[start of Data excerpts]

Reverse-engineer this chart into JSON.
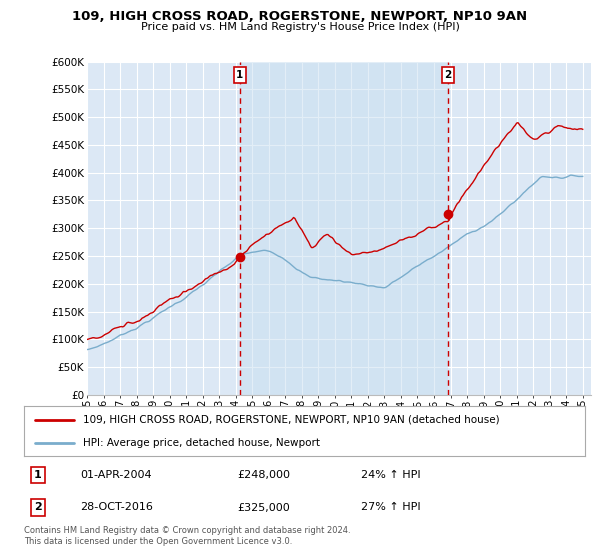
{
  "title": "109, HIGH CROSS ROAD, ROGERSTONE, NEWPORT, NP10 9AN",
  "subtitle": "Price paid vs. HM Land Registry's House Price Index (HPI)",
  "ylim": [
    0,
    600000
  ],
  "yticks": [
    0,
    50000,
    100000,
    150000,
    200000,
    250000,
    300000,
    350000,
    400000,
    450000,
    500000,
    550000,
    600000
  ],
  "ytick_labels": [
    "£0",
    "£50K",
    "£100K",
    "£150K",
    "£200K",
    "£250K",
    "£300K",
    "£350K",
    "£400K",
    "£450K",
    "£500K",
    "£550K",
    "£600K"
  ],
  "purchase1_date": 2004.25,
  "purchase1_price": 248000,
  "purchase1_label": "1",
  "purchase2_date": 2016.83,
  "purchase2_price": 325000,
  "purchase2_label": "2",
  "legend_line1": "109, HIGH CROSS ROAD, ROGERSTONE, NEWPORT, NP10 9AN (detached house)",
  "legend_line2": "HPI: Average price, detached house, Newport",
  "footnote": "Contains HM Land Registry data © Crown copyright and database right 2024.\nThis data is licensed under the Open Government Licence v3.0.",
  "red_line_color": "#cc0000",
  "blue_line_color": "#7aadcc",
  "background_color": "#ffffff",
  "plot_bg_color": "#dce8f5",
  "grid_color": "#ffffff"
}
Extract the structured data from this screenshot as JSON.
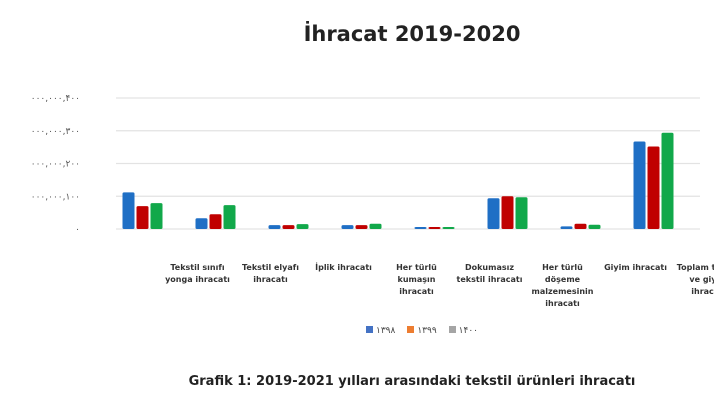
{
  "chart_data": {
    "type": "bar",
    "title": "İhracat 2019-2020",
    "caption": "Grafik 1: 2019-2021 yılları arasındaki tekstil ürünleri ihracatı",
    "categories": [
      "Tekstil sınıfı yonga ihracatı",
      "Tekstil elyafı ihracatı",
      "İplik ihracatı",
      "Her türlü kumaşın ihracatı",
      "Dokumasız tekstil ihracatı",
      "Her türlü döşeme malzemesinin ihracatı",
      "Giyim ihracatı",
      "Toplam tekstil ve giyim ihracatı"
    ],
    "series": [
      {
        "name": "۱۳۹۸",
        "bar_color": "#1f6fc5",
        "legend_color": "#4472c4",
        "values": [
          112,
          33,
          12,
          12,
          6,
          94,
          8,
          267
        ]
      },
      {
        "name": "۱۳۹۹",
        "bar_color": "#c00000",
        "legend_color": "#ed7d31",
        "values": [
          70,
          45,
          12,
          12,
          6,
          100,
          16,
          252
        ]
      },
      {
        "name": "۱۴۰۰",
        "bar_color": "#11a84a",
        "legend_color": "#a5a5a5",
        "values": [
          79,
          73,
          15,
          16,
          6,
          97,
          13,
          294
        ]
      }
    ],
    "yticks": [
      {
        "v": 0,
        "label": "۰"
      },
      {
        "v": 100,
        "label": "۰۰۰,۰۰۰,۱۰۰"
      },
      {
        "v": 200,
        "label": "۰۰۰,۰۰۰,۲۰۰"
      },
      {
        "v": 300,
        "label": "۰۰۰,۰۰۰,۳۰۰"
      },
      {
        "v": 400,
        "label": "۰۰۰,۰۰۰,۴۰۰"
      }
    ],
    "ylim": [
      0,
      400
    ],
    "ylabel_unit": "millions",
    "grid": true,
    "legend_position": "bottom"
  }
}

[end of Data excerpts]

Aim: Whenever "Land" turns up in a line, pick that line out.

Answer to the exercise:
  "subtitle": "Price paid vs. HM Land Registry's House Price Index (HPI)",
  "footnote": "Contains HM Land Registry data © Crown copyright and database right 2024.\nThis data is licensed under the Open Government Licence v3.0.",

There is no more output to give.